• What this task involves: In the listing that follows, copy out each line that includes the word "Total".

• Working data:
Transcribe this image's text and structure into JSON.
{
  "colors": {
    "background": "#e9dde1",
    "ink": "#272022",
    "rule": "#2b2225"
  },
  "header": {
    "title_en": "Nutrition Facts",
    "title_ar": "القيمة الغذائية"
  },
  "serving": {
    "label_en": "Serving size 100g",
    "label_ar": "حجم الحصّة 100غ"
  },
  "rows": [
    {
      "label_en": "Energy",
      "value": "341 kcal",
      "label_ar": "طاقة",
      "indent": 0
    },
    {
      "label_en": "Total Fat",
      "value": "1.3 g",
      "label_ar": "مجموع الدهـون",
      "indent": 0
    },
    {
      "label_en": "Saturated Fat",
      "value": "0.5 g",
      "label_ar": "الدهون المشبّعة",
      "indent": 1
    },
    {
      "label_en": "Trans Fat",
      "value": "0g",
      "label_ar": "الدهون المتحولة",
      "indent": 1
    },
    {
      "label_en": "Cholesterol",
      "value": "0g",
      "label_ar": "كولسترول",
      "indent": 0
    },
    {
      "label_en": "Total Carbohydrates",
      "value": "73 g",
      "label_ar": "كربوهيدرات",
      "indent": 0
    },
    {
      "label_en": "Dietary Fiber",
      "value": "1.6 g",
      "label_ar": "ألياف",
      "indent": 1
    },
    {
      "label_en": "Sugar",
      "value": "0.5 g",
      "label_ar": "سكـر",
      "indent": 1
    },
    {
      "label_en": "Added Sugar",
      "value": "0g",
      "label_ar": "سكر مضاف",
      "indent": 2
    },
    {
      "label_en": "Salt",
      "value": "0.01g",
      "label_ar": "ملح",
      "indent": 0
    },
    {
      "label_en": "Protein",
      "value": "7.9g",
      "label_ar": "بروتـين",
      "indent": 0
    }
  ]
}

• Expected answer:
      "label_en": "Total Fat",
      "label_en": "Total Carbohydrates",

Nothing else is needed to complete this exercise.